Task prompt
Will you give every entry again exactly as it stands?

[Figure record extracts]
══════════════════════════════

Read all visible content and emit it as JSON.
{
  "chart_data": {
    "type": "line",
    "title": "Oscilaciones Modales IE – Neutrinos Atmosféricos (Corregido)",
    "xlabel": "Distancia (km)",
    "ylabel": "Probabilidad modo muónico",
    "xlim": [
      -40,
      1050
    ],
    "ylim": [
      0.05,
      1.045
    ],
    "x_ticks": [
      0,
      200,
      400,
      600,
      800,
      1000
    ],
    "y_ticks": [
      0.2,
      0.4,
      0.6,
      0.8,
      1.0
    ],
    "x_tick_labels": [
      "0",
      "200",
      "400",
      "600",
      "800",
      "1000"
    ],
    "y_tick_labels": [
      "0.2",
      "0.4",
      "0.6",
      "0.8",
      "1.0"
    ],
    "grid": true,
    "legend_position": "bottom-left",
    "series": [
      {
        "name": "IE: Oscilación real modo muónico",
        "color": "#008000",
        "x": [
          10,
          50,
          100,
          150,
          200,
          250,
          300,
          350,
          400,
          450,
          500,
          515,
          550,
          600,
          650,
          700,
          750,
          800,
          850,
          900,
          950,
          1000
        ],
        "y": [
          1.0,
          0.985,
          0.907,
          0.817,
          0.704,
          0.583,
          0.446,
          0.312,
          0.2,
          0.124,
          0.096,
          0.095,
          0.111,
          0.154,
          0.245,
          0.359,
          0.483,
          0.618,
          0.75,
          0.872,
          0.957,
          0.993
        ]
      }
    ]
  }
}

══════════════════════════════

The result
Read all visible content and emit it as JSON.
{
  "chart_data": {
    "type": "line",
    "title": "Oscilaciones Modales IE – Neutrinos Atmosféricos (Corregido)",
    "xlabel": "Distancia (km)",
    "ylabel": "Probabilidad modo muónico",
    "xlim": [
      -40,
      1050
    ],
    "ylim": [
      0.05,
      1.045
    ],
    "x_ticks": [
      0,
      200,
      400,
      600,
      800,
      1000
    ],
    "y_ticks": [
      0.2,
      0.4,
      0.6,
      0.8,
      1.0
    ],
    "x_tick_labels": [
      "0",
      "200",
      "400",
      "600",
      "800",
      "1000"
    ],
    "y_tick_labels": [
      "0.2",
      "0.4",
      "0.6",
      "0.8",
      "1.0"
    ],
    "grid": true,
    "legend_position": "bottom-left",
    "series": [
      {
        "name": "IE: Oscilación real modo muónico",
        "color": "#008000",
        "x": [
          10,
          50,
          100,
          150,
          200,
          250,
          300,
          350,
          400,
          450,
          500,
          515,
          550,
          600,
          650,
          700,
          750,
          800,
          850,
          900,
          950,
          1000
        ],
        "y": [
          1.0,
          0.985,
          0.907,
          0.817,
          0.704,
          0.583,
          0.446,
          0.312,
          0.2,
          0.124,
          0.096,
          0.095,
          0.111,
          0.154,
          0.245,
          0.359,
          0.483,
          0.618,
          0.75,
          0.872,
          0.957,
          0.993
        ]
      }
    ]
  }
}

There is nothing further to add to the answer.